Data for processing:
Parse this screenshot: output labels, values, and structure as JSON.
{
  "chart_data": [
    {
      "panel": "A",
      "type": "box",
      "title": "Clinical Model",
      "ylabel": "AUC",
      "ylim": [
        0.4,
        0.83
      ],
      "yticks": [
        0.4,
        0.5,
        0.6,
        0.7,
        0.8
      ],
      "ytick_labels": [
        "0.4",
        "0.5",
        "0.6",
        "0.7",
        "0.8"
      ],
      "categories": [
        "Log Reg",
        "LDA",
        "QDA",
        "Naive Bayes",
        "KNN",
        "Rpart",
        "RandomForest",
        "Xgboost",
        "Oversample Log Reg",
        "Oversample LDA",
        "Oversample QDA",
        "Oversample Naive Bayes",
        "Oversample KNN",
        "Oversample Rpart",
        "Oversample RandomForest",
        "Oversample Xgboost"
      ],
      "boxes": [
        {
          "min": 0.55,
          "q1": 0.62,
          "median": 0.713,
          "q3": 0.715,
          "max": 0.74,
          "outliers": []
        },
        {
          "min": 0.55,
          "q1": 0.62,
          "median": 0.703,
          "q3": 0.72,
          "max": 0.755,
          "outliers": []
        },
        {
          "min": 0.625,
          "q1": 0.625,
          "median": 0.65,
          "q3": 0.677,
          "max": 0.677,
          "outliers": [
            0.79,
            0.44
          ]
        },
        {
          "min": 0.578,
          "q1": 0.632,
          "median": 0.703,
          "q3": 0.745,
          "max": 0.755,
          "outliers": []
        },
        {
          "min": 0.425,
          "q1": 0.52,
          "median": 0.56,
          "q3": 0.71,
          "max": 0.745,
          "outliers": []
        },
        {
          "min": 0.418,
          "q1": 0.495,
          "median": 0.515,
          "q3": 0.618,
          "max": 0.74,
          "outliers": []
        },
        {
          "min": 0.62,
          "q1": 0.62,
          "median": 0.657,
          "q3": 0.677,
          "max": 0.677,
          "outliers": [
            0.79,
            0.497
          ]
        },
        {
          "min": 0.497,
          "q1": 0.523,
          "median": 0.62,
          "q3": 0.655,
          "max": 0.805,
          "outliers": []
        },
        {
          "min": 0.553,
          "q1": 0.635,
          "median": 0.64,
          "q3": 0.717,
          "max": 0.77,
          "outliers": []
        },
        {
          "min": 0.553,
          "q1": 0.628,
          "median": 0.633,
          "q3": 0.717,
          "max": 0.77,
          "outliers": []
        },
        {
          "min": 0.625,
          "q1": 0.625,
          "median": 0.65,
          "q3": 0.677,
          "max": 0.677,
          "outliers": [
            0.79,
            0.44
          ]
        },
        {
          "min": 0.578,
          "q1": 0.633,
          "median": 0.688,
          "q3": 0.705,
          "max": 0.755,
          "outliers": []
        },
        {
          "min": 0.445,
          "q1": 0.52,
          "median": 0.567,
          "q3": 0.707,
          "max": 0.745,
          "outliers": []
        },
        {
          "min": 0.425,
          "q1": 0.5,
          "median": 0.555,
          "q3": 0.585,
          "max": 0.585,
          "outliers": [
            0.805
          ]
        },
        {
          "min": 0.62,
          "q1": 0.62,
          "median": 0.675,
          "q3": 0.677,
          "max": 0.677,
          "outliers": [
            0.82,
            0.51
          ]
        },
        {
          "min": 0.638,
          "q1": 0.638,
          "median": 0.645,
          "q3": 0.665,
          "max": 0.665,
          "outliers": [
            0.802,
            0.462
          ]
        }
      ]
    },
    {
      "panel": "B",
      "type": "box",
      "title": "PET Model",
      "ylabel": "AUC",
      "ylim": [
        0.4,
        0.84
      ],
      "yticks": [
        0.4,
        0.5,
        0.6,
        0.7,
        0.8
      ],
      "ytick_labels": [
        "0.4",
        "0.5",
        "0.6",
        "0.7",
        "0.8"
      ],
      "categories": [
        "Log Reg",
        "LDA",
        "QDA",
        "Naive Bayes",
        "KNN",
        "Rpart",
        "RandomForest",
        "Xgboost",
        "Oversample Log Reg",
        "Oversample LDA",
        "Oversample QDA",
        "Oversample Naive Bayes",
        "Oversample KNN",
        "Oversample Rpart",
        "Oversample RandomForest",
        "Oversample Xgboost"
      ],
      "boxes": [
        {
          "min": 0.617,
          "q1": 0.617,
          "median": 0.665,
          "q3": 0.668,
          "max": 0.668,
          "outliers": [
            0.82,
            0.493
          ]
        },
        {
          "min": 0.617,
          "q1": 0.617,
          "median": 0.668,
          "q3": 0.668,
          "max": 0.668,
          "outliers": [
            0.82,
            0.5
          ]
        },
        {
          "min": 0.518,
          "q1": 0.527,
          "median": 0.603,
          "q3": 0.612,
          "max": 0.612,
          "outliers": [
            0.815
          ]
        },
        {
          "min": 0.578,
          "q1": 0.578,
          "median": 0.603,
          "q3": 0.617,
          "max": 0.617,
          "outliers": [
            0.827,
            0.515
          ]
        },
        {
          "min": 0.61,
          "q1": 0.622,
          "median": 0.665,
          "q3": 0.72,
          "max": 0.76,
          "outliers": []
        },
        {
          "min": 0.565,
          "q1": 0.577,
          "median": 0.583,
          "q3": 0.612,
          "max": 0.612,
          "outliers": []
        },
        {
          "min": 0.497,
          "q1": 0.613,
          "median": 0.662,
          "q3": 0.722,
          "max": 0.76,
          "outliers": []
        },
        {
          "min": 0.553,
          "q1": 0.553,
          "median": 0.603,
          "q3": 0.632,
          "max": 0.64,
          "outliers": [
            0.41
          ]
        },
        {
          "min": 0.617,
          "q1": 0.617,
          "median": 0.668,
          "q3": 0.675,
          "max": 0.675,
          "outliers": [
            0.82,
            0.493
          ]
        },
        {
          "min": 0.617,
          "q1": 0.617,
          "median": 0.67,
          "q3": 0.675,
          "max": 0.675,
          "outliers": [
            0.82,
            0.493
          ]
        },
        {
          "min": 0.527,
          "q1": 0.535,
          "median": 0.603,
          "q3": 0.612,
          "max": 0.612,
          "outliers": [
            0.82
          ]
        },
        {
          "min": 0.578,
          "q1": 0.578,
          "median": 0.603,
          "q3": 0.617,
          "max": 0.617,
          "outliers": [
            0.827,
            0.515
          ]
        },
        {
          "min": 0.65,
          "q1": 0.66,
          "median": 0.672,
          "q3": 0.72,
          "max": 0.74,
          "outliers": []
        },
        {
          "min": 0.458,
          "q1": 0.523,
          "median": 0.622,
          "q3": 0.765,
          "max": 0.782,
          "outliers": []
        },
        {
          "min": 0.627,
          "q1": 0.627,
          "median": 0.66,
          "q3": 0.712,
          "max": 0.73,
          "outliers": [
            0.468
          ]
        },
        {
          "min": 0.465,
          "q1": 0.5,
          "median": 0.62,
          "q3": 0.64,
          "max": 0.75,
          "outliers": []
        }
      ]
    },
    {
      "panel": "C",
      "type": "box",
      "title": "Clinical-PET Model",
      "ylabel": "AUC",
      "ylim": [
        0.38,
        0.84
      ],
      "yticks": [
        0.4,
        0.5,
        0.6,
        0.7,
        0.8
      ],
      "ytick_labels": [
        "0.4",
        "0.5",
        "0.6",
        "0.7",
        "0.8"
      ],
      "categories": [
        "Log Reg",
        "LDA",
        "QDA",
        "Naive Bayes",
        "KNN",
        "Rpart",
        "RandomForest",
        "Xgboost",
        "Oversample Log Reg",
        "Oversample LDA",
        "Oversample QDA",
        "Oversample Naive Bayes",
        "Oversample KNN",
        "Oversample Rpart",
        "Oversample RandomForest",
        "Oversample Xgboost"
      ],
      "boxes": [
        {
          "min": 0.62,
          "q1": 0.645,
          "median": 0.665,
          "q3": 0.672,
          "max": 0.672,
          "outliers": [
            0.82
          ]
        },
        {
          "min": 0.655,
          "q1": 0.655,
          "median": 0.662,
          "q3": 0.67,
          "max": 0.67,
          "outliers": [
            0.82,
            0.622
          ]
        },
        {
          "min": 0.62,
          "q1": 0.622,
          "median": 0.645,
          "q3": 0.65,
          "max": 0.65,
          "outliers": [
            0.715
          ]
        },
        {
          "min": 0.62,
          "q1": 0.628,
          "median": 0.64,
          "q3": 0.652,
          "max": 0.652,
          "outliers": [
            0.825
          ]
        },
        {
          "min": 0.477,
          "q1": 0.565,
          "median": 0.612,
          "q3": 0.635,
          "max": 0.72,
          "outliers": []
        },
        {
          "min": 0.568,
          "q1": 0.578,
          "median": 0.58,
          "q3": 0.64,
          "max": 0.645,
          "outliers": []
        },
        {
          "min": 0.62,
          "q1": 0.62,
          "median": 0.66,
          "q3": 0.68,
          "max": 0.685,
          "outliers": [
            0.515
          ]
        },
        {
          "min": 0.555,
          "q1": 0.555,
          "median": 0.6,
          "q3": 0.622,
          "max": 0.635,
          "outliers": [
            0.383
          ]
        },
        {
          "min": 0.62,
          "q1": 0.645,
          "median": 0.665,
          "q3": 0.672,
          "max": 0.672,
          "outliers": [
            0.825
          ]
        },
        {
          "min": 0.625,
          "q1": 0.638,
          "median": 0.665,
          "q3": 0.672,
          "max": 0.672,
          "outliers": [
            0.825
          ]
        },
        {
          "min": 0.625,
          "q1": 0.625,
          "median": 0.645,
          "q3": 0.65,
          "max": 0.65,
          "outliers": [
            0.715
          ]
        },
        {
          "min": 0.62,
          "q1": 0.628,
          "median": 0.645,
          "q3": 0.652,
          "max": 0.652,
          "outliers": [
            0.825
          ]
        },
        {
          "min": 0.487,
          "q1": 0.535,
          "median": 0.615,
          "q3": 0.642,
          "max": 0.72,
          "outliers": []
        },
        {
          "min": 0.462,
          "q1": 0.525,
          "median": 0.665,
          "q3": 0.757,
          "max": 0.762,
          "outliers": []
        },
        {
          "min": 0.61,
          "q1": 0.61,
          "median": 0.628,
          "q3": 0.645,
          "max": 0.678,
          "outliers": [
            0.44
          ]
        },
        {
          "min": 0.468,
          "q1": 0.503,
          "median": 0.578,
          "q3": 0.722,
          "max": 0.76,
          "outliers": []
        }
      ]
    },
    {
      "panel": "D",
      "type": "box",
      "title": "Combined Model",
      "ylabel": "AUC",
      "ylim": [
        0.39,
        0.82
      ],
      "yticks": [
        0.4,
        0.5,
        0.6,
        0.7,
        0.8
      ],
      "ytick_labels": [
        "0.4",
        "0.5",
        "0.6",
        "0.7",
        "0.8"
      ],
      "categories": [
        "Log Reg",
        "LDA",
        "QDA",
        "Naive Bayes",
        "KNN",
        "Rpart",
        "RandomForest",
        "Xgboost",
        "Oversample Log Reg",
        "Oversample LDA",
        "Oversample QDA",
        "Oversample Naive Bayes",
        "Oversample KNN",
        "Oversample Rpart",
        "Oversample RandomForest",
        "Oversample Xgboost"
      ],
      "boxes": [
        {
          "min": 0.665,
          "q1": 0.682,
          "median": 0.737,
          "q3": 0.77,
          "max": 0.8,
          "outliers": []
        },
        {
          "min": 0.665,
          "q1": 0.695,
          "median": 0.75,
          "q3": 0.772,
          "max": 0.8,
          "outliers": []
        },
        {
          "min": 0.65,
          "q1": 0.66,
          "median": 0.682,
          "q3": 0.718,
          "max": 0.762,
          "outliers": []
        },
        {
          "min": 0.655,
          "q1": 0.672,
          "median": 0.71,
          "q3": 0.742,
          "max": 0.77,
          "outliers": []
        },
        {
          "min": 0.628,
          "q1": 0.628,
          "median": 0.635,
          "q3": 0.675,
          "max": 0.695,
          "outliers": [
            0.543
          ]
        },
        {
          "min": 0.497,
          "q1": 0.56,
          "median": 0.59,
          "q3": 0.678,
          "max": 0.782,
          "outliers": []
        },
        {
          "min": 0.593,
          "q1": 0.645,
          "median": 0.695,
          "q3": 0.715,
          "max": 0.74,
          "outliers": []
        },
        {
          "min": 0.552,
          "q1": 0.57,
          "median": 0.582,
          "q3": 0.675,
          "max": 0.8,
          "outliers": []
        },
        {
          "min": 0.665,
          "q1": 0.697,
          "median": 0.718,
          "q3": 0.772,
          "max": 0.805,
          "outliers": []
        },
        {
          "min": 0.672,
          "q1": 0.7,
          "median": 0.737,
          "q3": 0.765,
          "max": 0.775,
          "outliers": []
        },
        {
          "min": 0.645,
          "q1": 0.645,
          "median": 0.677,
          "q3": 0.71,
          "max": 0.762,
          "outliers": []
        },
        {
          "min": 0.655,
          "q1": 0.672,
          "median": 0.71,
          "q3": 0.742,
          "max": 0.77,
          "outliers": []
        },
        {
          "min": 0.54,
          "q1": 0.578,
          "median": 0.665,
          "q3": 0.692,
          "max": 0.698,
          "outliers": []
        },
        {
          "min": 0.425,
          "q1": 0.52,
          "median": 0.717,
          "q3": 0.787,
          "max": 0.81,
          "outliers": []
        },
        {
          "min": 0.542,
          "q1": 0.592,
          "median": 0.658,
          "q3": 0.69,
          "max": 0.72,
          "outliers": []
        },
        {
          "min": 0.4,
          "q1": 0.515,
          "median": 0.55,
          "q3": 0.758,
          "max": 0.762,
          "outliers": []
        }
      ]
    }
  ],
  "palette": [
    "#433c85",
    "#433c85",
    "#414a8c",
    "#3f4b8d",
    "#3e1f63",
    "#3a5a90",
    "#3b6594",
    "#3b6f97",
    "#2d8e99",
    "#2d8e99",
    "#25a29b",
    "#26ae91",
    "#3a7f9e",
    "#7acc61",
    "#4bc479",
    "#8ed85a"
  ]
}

Required task: Scan the data for the word "Clinical" and copy every line where it shows up.

The reply:
      "title": "Clinical Model",
      "title": "Clinical-PET Model",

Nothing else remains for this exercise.